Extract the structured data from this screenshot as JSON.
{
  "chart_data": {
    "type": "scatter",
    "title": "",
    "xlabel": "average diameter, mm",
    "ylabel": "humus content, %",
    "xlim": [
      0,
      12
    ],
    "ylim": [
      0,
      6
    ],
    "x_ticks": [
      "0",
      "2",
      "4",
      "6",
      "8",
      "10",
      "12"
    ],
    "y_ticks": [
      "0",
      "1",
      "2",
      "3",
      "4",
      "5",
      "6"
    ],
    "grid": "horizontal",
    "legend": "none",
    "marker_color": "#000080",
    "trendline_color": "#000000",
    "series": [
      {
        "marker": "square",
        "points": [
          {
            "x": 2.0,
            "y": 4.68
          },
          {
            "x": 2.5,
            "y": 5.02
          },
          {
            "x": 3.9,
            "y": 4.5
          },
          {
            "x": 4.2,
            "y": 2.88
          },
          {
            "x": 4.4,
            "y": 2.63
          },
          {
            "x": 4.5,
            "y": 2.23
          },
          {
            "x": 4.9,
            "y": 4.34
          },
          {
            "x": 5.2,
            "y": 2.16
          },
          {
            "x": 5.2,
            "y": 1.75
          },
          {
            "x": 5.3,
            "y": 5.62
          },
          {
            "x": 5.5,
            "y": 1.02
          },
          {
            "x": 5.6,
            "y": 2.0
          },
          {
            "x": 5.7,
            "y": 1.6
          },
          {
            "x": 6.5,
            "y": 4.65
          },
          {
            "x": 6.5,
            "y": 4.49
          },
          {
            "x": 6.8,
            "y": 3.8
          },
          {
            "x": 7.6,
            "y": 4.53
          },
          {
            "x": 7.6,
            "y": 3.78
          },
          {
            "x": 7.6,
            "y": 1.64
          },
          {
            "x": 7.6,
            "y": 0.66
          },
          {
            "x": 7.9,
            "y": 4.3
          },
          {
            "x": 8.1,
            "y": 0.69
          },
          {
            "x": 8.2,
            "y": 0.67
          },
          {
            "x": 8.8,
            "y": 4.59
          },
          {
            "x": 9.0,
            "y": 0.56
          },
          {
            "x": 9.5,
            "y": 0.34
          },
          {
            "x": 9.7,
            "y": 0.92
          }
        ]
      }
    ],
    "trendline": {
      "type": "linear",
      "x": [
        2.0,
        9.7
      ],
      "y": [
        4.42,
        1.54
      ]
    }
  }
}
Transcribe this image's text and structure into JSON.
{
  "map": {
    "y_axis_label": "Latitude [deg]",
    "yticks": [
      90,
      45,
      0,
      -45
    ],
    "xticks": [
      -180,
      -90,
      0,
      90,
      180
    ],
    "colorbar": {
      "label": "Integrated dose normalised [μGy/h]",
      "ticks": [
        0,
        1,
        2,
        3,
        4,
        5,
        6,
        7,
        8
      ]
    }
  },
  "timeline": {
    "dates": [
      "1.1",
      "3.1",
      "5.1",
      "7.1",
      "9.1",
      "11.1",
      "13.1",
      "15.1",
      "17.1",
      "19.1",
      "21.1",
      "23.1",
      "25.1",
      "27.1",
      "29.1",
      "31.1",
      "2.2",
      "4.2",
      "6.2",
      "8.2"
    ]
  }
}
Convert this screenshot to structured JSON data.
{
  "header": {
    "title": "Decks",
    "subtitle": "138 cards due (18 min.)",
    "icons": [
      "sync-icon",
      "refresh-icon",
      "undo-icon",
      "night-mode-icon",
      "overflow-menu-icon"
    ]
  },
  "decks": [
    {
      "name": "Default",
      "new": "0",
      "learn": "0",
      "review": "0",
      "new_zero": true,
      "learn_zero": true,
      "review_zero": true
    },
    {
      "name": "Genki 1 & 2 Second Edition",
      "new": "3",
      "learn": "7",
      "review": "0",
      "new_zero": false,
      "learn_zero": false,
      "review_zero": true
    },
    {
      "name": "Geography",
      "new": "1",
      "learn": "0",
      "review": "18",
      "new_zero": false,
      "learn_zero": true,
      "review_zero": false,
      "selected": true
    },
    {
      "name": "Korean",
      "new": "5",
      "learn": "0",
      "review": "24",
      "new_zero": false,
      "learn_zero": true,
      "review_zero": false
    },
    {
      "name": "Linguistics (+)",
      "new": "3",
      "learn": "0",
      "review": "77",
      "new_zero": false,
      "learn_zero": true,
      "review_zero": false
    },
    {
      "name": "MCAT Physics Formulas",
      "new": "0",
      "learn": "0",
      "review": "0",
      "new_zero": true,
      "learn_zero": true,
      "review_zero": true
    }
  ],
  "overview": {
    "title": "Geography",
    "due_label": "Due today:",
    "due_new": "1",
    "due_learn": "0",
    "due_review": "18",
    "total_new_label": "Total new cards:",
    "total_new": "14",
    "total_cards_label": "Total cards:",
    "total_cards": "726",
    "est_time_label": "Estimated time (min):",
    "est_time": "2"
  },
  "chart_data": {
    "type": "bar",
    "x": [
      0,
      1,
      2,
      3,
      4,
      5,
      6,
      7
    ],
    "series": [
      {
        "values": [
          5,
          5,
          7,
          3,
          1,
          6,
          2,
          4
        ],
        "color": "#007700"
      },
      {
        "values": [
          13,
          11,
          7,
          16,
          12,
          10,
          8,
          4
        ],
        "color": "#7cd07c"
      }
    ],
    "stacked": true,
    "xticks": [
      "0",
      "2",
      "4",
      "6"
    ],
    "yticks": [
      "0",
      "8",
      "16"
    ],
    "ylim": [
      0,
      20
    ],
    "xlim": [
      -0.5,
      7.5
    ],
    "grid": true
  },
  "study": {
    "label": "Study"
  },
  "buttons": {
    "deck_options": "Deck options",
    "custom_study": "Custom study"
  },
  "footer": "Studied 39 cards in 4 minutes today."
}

= = =

= Set exercise =
Your task is to repeat each line of the material exactly.

= Solution for this task =
Extract the structured data from this screenshot as JSON.
{
  "chart_data": {
    "type": "scatter",
    "title": "",
    "xlabel": "average diameter, mm",
    "ylabel": "humus content, %",
    "xlim": [
      0,
      12
    ],
    "ylim": [
      0,
      6
    ],
    "x_ticks": [
      "0",
      "2",
      "4",
      "6",
      "8",
      "10",
      "12"
    ],
    "y_ticks": [
      "0",
      "1",
      "2",
      "3",
      "4",
      "5",
      "6"
    ],
    "grid": "horizontal",
    "legend": "none",
    "marker_color": "#000080",
    "trendline_color": "#000000",
    "series": [
      {
        "marker": "square",
        "points": [
          {
            "x": 2.0,
            "y": 4.68
          },
          {
            "x": 2.5,
            "y": 5.02
          },
          {
            "x": 3.9,
            "y": 4.5
          },
          {
            "x": 4.2,
            "y": 2.88
          },
          {
            "x": 4.4,
            "y": 2.63
          },
          {
            "x": 4.5,
            "y": 2.23
          },
          {
            "x": 4.9,
            "y": 4.34
          },
          {
            "x": 5.2,
            "y": 2.16
          },
          {
            "x": 5.2,
            "y": 1.75
          },
          {
            "x": 5.3,
            "y": 5.62
          },
          {
            "x": 5.5,
            "y": 1.02
          },
          {
            "x": 5.6,
            "y": 2.0
          },
          {
            "x": 5.7,
            "y": 1.6
          },
          {
            "x": 6.5,
            "y": 4.65
          },
          {
            "x": 6.5,
            "y": 4.49
          },
          {
            "x": 6.8,
            "y": 3.8
          },
          {
            "x": 7.6,
            "y": 4.53
          },
          {
            "x": 7.6,
            "y": 3.78
          },
          {
            "x": 7.6,
            "y": 1.64
          },
          {
            "x": 7.6,
            "y": 0.66
          },
          {
            "x": 7.9,
            "y": 4.3
          },
          {
            "x": 8.1,
            "y": 0.69
          },
          {
            "x": 8.2,
            "y": 0.67
          },
          {
            "x": 8.8,
            "y": 4.59
          },
          {
            "x": 9.0,
            "y": 0.56
          },
          {
            "x": 9.5,
            "y": 0.34
          },
          {
            "x": 9.7,
            "y": 0.92
          }
        ]
      }
    ],
    "trendline": {
      "type": "linear",
      "x": [
        2.0,
        9.7
      ],
      "y": [
        4.42,
        1.54
      ]
    }
  }
}
Transcribe this image's text and structure into JSON.
{
  "map": {
    "y_axis_label": "Latitude [deg]",
    "yticks": [
      90,
      45,
      0,
      -45
    ],
    "xticks": [
      -180,
      -90,
      0,
      90,
      180
    ],
    "colorbar": {
      "label": "Integrated dose normalised [μGy/h]",
      "ticks": [
        0,
        1,
        2,
        3,
        4,
        5,
        6,
        7,
        8
      ]
    }
  },
  "timeline": {
    "dates": [
      "1.1",
      "3.1",
      "5.1",
      "7.1",
      "9.1",
      "11.1",
      "13.1",
      "15.1",
      "17.1",
      "19.1",
      "21.1",
      "23.1",
      "25.1",
      "27.1",
      "29.1",
      "31.1",
      "2.2",
      "4.2",
      "6.2",
      "8.2"
    ]
  }
}
Convert this screenshot to structured JSON data.
{
  "header": {
    "title": "Decks",
    "subtitle": "138 cards due (18 min.)",
    "icons": [
      "sync-icon",
      "refresh-icon",
      "undo-icon",
      "night-mode-icon",
      "overflow-menu-icon"
    ]
  },
  "decks": [
    {
      "name": "Default",
      "new": "0",
      "learn": "0",
      "review": "0",
      "new_zero": true,
      "learn_zero": true,
      "review_zero": true
    },
    {
      "name": "Genki 1 & 2 Second Edition",
      "new": "3",
      "learn": "7",
      "review": "0",
      "new_zero": false,
      "learn_zero": false,
      "review_zero": true
    },
    {
      "name": "Geography",
      "new": "1",
      "learn": "0",
      "review": "18",
      "new_zero": false,
      "learn_zero": true,
      "review_zero": false,
      "selected": true
    },
    {
      "name": "Korean",
      "new": "5",
      "learn": "0",
      "review": "24",
      "new_zero": false,
      "learn_zero": true,
      "review_zero": false
    },
    {
      "name": "Linguistics (+)",
      "new": "3",
      "learn": "0",
      "review": "77",
      "new_zero": false,
      "learn_zero": true,
      "review_zero": false
    },
    {
      "name": "MCAT Physics Formulas",
      "new": "0",
      "learn": "0",
      "review": "0",
      "new_zero": true,
      "learn_zero": true,
      "review_zero": true
    }
  ],
  "overview": {
    "title": "Geography",
    "due_label": "Due today:",
    "due_new": "1",
    "due_learn": "0",
    "due_review": "18",
    "total_new_label": "Total new cards:",
    "total_new": "14",
    "total_cards_label": "Total cards:",
    "total_cards": "726",
    "est_time_label": "Estimated time (min):",
    "est_time": "2"
  },
  "chart_data": {
    "type": "bar",
    "x": [
      0,
      1,
      2,
      3,
      4,
      5,
      6,
      7
    ],
    "series": [
      {
        "values": [
          5,
          5,
          7,
          3,
          1,
          6,
          2,
          4
        ],
        "color": "#007700"
      },
      {
        "values": [
          13,
          11,
          7,
          16,
          12,
          10,
          8,
          4
        ],
        "color": "#7cd07c"
      }
    ],
    "stacked": true,
    "xticks": [
      "0",
      "2",
      "4",
      "6"
    ],
    "yticks": [
      "0",
      "8",
      "16"
    ],
    "ylim": [
      0,
      20
    ],
    "xlim": [
      -0.5,
      7.5
    ],
    "grid": true
  },
  "study": {
    "label": "Study"
  },
  "buttons": {
    "deck_options": "Deck options",
    "custom_study": "Custom study"
  },
  "footer": "Studied 39 cards in 4 minutes today."
}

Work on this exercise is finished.